Leave out the pictures and repeat everything else in the records exactly.

ENTRIES:
>>>>

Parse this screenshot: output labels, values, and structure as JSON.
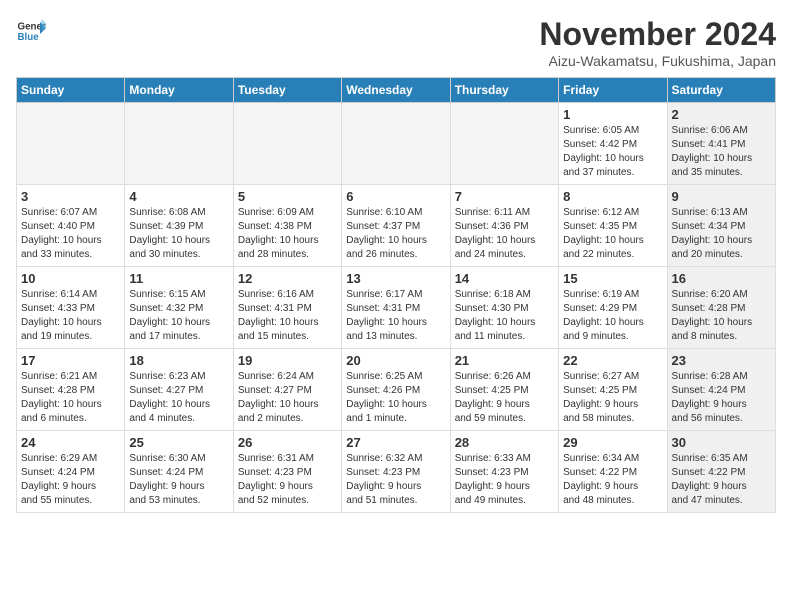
{
  "header": {
    "logo_line1": "General",
    "logo_line2": "Blue",
    "month": "November 2024",
    "location": "Aizu-Wakamatsu, Fukushima, Japan"
  },
  "weekdays": [
    "Sunday",
    "Monday",
    "Tuesday",
    "Wednesday",
    "Thursday",
    "Friday",
    "Saturday"
  ],
  "weeks": [
    [
      {
        "day": "",
        "info": "",
        "empty": true
      },
      {
        "day": "",
        "info": "",
        "empty": true
      },
      {
        "day": "",
        "info": "",
        "empty": true
      },
      {
        "day": "",
        "info": "",
        "empty": true
      },
      {
        "day": "",
        "info": "",
        "empty": true
      },
      {
        "day": "1",
        "info": "Sunrise: 6:05 AM\nSunset: 4:42 PM\nDaylight: 10 hours\nand 37 minutes.",
        "shaded": false
      },
      {
        "day": "2",
        "info": "Sunrise: 6:06 AM\nSunset: 4:41 PM\nDaylight: 10 hours\nand 35 minutes.",
        "shaded": true
      }
    ],
    [
      {
        "day": "3",
        "info": "Sunrise: 6:07 AM\nSunset: 4:40 PM\nDaylight: 10 hours\nand 33 minutes.",
        "shaded": false
      },
      {
        "day": "4",
        "info": "Sunrise: 6:08 AM\nSunset: 4:39 PM\nDaylight: 10 hours\nand 30 minutes.",
        "shaded": false
      },
      {
        "day": "5",
        "info": "Sunrise: 6:09 AM\nSunset: 4:38 PM\nDaylight: 10 hours\nand 28 minutes.",
        "shaded": false
      },
      {
        "day": "6",
        "info": "Sunrise: 6:10 AM\nSunset: 4:37 PM\nDaylight: 10 hours\nand 26 minutes.",
        "shaded": false
      },
      {
        "day": "7",
        "info": "Sunrise: 6:11 AM\nSunset: 4:36 PM\nDaylight: 10 hours\nand 24 minutes.",
        "shaded": false
      },
      {
        "day": "8",
        "info": "Sunrise: 6:12 AM\nSunset: 4:35 PM\nDaylight: 10 hours\nand 22 minutes.",
        "shaded": false
      },
      {
        "day": "9",
        "info": "Sunrise: 6:13 AM\nSunset: 4:34 PM\nDaylight: 10 hours\nand 20 minutes.",
        "shaded": true
      }
    ],
    [
      {
        "day": "10",
        "info": "Sunrise: 6:14 AM\nSunset: 4:33 PM\nDaylight: 10 hours\nand 19 minutes.",
        "shaded": false
      },
      {
        "day": "11",
        "info": "Sunrise: 6:15 AM\nSunset: 4:32 PM\nDaylight: 10 hours\nand 17 minutes.",
        "shaded": false
      },
      {
        "day": "12",
        "info": "Sunrise: 6:16 AM\nSunset: 4:31 PM\nDaylight: 10 hours\nand 15 minutes.",
        "shaded": false
      },
      {
        "day": "13",
        "info": "Sunrise: 6:17 AM\nSunset: 4:31 PM\nDaylight: 10 hours\nand 13 minutes.",
        "shaded": false
      },
      {
        "day": "14",
        "info": "Sunrise: 6:18 AM\nSunset: 4:30 PM\nDaylight: 10 hours\nand 11 minutes.",
        "shaded": false
      },
      {
        "day": "15",
        "info": "Sunrise: 6:19 AM\nSunset: 4:29 PM\nDaylight: 10 hours\nand 9 minutes.",
        "shaded": false
      },
      {
        "day": "16",
        "info": "Sunrise: 6:20 AM\nSunset: 4:28 PM\nDaylight: 10 hours\nand 8 minutes.",
        "shaded": true
      }
    ],
    [
      {
        "day": "17",
        "info": "Sunrise: 6:21 AM\nSunset: 4:28 PM\nDaylight: 10 hours\nand 6 minutes.",
        "shaded": false
      },
      {
        "day": "18",
        "info": "Sunrise: 6:23 AM\nSunset: 4:27 PM\nDaylight: 10 hours\nand 4 minutes.",
        "shaded": false
      },
      {
        "day": "19",
        "info": "Sunrise: 6:24 AM\nSunset: 4:27 PM\nDaylight: 10 hours\nand 2 minutes.",
        "shaded": false
      },
      {
        "day": "20",
        "info": "Sunrise: 6:25 AM\nSunset: 4:26 PM\nDaylight: 10 hours\nand 1 minute.",
        "shaded": false
      },
      {
        "day": "21",
        "info": "Sunrise: 6:26 AM\nSunset: 4:25 PM\nDaylight: 9 hours\nand 59 minutes.",
        "shaded": false
      },
      {
        "day": "22",
        "info": "Sunrise: 6:27 AM\nSunset: 4:25 PM\nDaylight: 9 hours\nand 58 minutes.",
        "shaded": false
      },
      {
        "day": "23",
        "info": "Sunrise: 6:28 AM\nSunset: 4:24 PM\nDaylight: 9 hours\nand 56 minutes.",
        "shaded": true
      }
    ],
    [
      {
        "day": "24",
        "info": "Sunrise: 6:29 AM\nSunset: 4:24 PM\nDaylight: 9 hours\nand 55 minutes.",
        "shaded": false
      },
      {
        "day": "25",
        "info": "Sunrise: 6:30 AM\nSunset: 4:24 PM\nDaylight: 9 hours\nand 53 minutes.",
        "shaded": false
      },
      {
        "day": "26",
        "info": "Sunrise: 6:31 AM\nSunset: 4:23 PM\nDaylight: 9 hours\nand 52 minutes.",
        "shaded": false
      },
      {
        "day": "27",
        "info": "Sunrise: 6:32 AM\nSunset: 4:23 PM\nDaylight: 9 hours\nand 51 minutes.",
        "shaded": false
      },
      {
        "day": "28",
        "info": "Sunrise: 6:33 AM\nSunset: 4:23 PM\nDaylight: 9 hours\nand 49 minutes.",
        "shaded": false
      },
      {
        "day": "29",
        "info": "Sunrise: 6:34 AM\nSunset: 4:22 PM\nDaylight: 9 hours\nand 48 minutes.",
        "shaded": false
      },
      {
        "day": "30",
        "info": "Sunrise: 6:35 AM\nSunset: 4:22 PM\nDaylight: 9 hours\nand 47 minutes.",
        "shaded": true
      }
    ]
  ]
}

<<<<

RESPONSE TO THE EXERCISE:
Parse this screenshot: output labels, values, and structure as JSON.
{
  "header": {
    "logo_line1": "General",
    "logo_line2": "Blue",
    "month": "November 2024",
    "location": "Aizu-Wakamatsu, Fukushima, Japan"
  },
  "weekdays": [
    "Sunday",
    "Monday",
    "Tuesday",
    "Wednesday",
    "Thursday",
    "Friday",
    "Saturday"
  ],
  "weeks": [
    [
      {
        "day": "",
        "info": "",
        "empty": true
      },
      {
        "day": "",
        "info": "",
        "empty": true
      },
      {
        "day": "",
        "info": "",
        "empty": true
      },
      {
        "day": "",
        "info": "",
        "empty": true
      },
      {
        "day": "",
        "info": "",
        "empty": true
      },
      {
        "day": "1",
        "info": "Sunrise: 6:05 AM\nSunset: 4:42 PM\nDaylight: 10 hours\nand 37 minutes.",
        "shaded": false
      },
      {
        "day": "2",
        "info": "Sunrise: 6:06 AM\nSunset: 4:41 PM\nDaylight: 10 hours\nand 35 minutes.",
        "shaded": true
      }
    ],
    [
      {
        "day": "3",
        "info": "Sunrise: 6:07 AM\nSunset: 4:40 PM\nDaylight: 10 hours\nand 33 minutes.",
        "shaded": false
      },
      {
        "day": "4",
        "info": "Sunrise: 6:08 AM\nSunset: 4:39 PM\nDaylight: 10 hours\nand 30 minutes.",
        "shaded": false
      },
      {
        "day": "5",
        "info": "Sunrise: 6:09 AM\nSunset: 4:38 PM\nDaylight: 10 hours\nand 28 minutes.",
        "shaded": false
      },
      {
        "day": "6",
        "info": "Sunrise: 6:10 AM\nSunset: 4:37 PM\nDaylight: 10 hours\nand 26 minutes.",
        "shaded": false
      },
      {
        "day": "7",
        "info": "Sunrise: 6:11 AM\nSunset: 4:36 PM\nDaylight: 10 hours\nand 24 minutes.",
        "shaded": false
      },
      {
        "day": "8",
        "info": "Sunrise: 6:12 AM\nSunset: 4:35 PM\nDaylight: 10 hours\nand 22 minutes.",
        "shaded": false
      },
      {
        "day": "9",
        "info": "Sunrise: 6:13 AM\nSunset: 4:34 PM\nDaylight: 10 hours\nand 20 minutes.",
        "shaded": true
      }
    ],
    [
      {
        "day": "10",
        "info": "Sunrise: 6:14 AM\nSunset: 4:33 PM\nDaylight: 10 hours\nand 19 minutes.",
        "shaded": false
      },
      {
        "day": "11",
        "info": "Sunrise: 6:15 AM\nSunset: 4:32 PM\nDaylight: 10 hours\nand 17 minutes.",
        "shaded": false
      },
      {
        "day": "12",
        "info": "Sunrise: 6:16 AM\nSunset: 4:31 PM\nDaylight: 10 hours\nand 15 minutes.",
        "shaded": false
      },
      {
        "day": "13",
        "info": "Sunrise: 6:17 AM\nSunset: 4:31 PM\nDaylight: 10 hours\nand 13 minutes.",
        "shaded": false
      },
      {
        "day": "14",
        "info": "Sunrise: 6:18 AM\nSunset: 4:30 PM\nDaylight: 10 hours\nand 11 minutes.",
        "shaded": false
      },
      {
        "day": "15",
        "info": "Sunrise: 6:19 AM\nSunset: 4:29 PM\nDaylight: 10 hours\nand 9 minutes.",
        "shaded": false
      },
      {
        "day": "16",
        "info": "Sunrise: 6:20 AM\nSunset: 4:28 PM\nDaylight: 10 hours\nand 8 minutes.",
        "shaded": true
      }
    ],
    [
      {
        "day": "17",
        "info": "Sunrise: 6:21 AM\nSunset: 4:28 PM\nDaylight: 10 hours\nand 6 minutes.",
        "shaded": false
      },
      {
        "day": "18",
        "info": "Sunrise: 6:23 AM\nSunset: 4:27 PM\nDaylight: 10 hours\nand 4 minutes.",
        "shaded": false
      },
      {
        "day": "19",
        "info": "Sunrise: 6:24 AM\nSunset: 4:27 PM\nDaylight: 10 hours\nand 2 minutes.",
        "shaded": false
      },
      {
        "day": "20",
        "info": "Sunrise: 6:25 AM\nSunset: 4:26 PM\nDaylight: 10 hours\nand 1 minute.",
        "shaded": false
      },
      {
        "day": "21",
        "info": "Sunrise: 6:26 AM\nSunset: 4:25 PM\nDaylight: 9 hours\nand 59 minutes.",
        "shaded": false
      },
      {
        "day": "22",
        "info": "Sunrise: 6:27 AM\nSunset: 4:25 PM\nDaylight: 9 hours\nand 58 minutes.",
        "shaded": false
      },
      {
        "day": "23",
        "info": "Sunrise: 6:28 AM\nSunset: 4:24 PM\nDaylight: 9 hours\nand 56 minutes.",
        "shaded": true
      }
    ],
    [
      {
        "day": "24",
        "info": "Sunrise: 6:29 AM\nSunset: 4:24 PM\nDaylight: 9 hours\nand 55 minutes.",
        "shaded": false
      },
      {
        "day": "25",
        "info": "Sunrise: 6:30 AM\nSunset: 4:24 PM\nDaylight: 9 hours\nand 53 minutes.",
        "shaded": false
      },
      {
        "day": "26",
        "info": "Sunrise: 6:31 AM\nSunset: 4:23 PM\nDaylight: 9 hours\nand 52 minutes.",
        "shaded": false
      },
      {
        "day": "27",
        "info": "Sunrise: 6:32 AM\nSunset: 4:23 PM\nDaylight: 9 hours\nand 51 minutes.",
        "shaded": false
      },
      {
        "day": "28",
        "info": "Sunrise: 6:33 AM\nSunset: 4:23 PM\nDaylight: 9 hours\nand 49 minutes.",
        "shaded": false
      },
      {
        "day": "29",
        "info": "Sunrise: 6:34 AM\nSunset: 4:22 PM\nDaylight: 9 hours\nand 48 minutes.",
        "shaded": false
      },
      {
        "day": "30",
        "info": "Sunrise: 6:35 AM\nSunset: 4:22 PM\nDaylight: 9 hours\nand 47 minutes.",
        "shaded": true
      }
    ]
  ]
}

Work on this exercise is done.